> Exercise aim:
Lines of the material that include the string "يوسف" should be returned.
*** Records for this task Section Begins ***
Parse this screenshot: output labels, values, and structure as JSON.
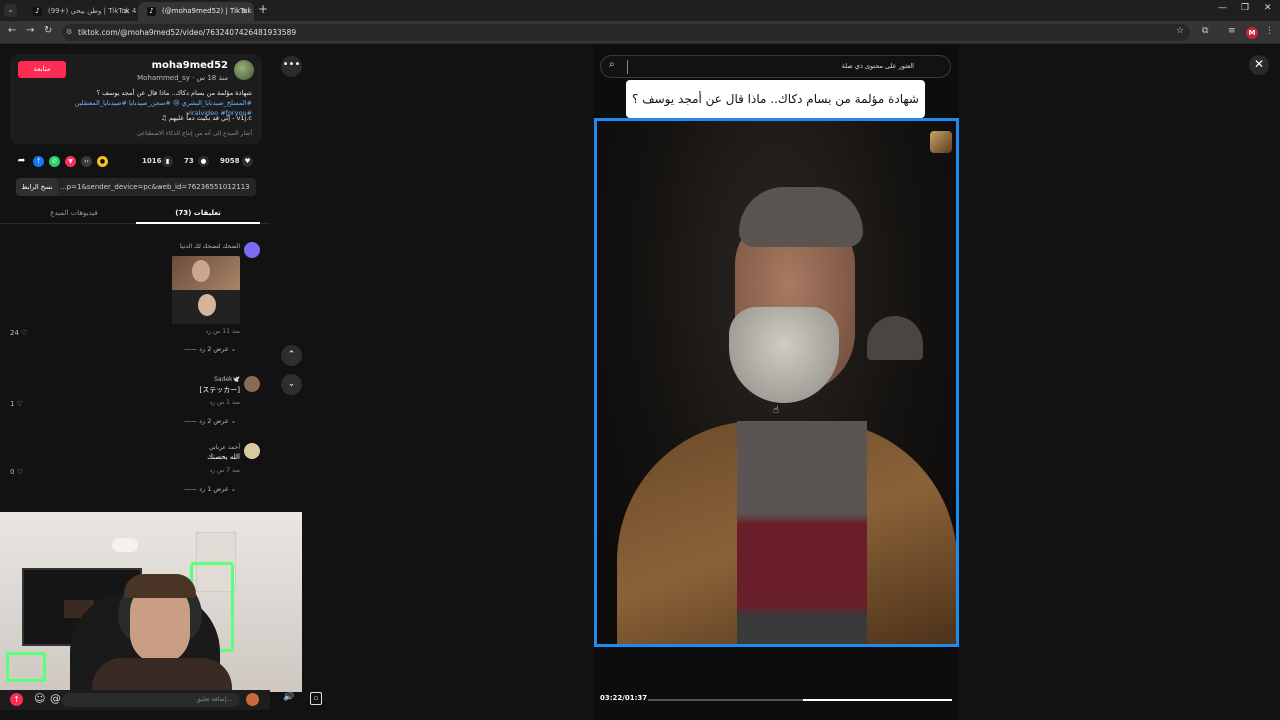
{
  "browser": {
    "tabs": [
      {
        "label": "(99+) وطن بيحي | TikTok 476",
        "active": false
      },
      {
        "label": "(@moha9med52) | TikTok · ",
        "active": true
      }
    ],
    "url": "tiktok.com/@moha9med52/video/7632407426481933589",
    "profile_initial": "M"
  },
  "post": {
    "username": "moha9med52",
    "nickname": "Mohammed_sy · منذ 18 س",
    "follow_label": "متابعة",
    "description": "شهادة مؤلمة من بسام دكاك.. ماذا قال عن أمجد يوسف ؟",
    "tags_line1": "#المسلخ_صيدنايا_البشري 😢 #سجن_صيدنايا #صيدنايا_المعتقلين",
    "tags_line2": "#viralvideo #foryou",
    "music": "إنّي قد بكيت دماً عليهم - v1j.c",
    "disclaimer": "أشار المبدع إلى أنه من إنتاج الذكاء الاصطناعي",
    "likes": "9058",
    "comments_count": "73",
    "saves": "1016",
    "link": "...p=1&sender_device=pc&web_id=7623655101211362836",
    "copy_label": "نسخ الرابط",
    "tab_comments": "(73) تعليقات",
    "tab_creator": "فيديوهات المبدع"
  },
  "comments": [
    {
      "name": "الضحك لتضحك لك الدنيا",
      "text": "",
      "meta": "منذ 11 س   رد",
      "likes": "24 ♡",
      "replies": "—— عرض 2 رد ⌄"
    },
    {
      "name": "Sadek🕊️",
      "text": "[ステッカー]",
      "meta": "منذ 1 س   رد",
      "likes": "1 ♡",
      "replies": "—— عرض 2 رد ⌄"
    },
    {
      "name": "أحمد عرباني",
      "text": "الله يحصنك",
      "meta": "منذ 7 س   رد",
      "likes": "0 ♡",
      "replies": "—— عرض 1 رد ⌄"
    }
  ],
  "comment_input_placeholder": "إضافة تعليق...",
  "search": {
    "placeholder": "العثور على محتوى ذي صلة"
  },
  "video": {
    "caption": "شهادة مؤلمة من بسام دكاك.. ماذا قال عن أمجد يوسف ؟",
    "time": "03:22/01:37",
    "progress": 0.49
  },
  "colors": {
    "accent": "#fe2c55",
    "frame": "#1e8bef"
  }
}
*** Records for this task Section Ends ***
> Response to the exercise:
    "description": "شهادة مؤلمة من بسام دكاك.. ماذا قال عن أمجد يوسف ؟",
    "caption": "شهادة مؤلمة من بسام دكاك.. ماذا قال عن أمجد يوسف ؟",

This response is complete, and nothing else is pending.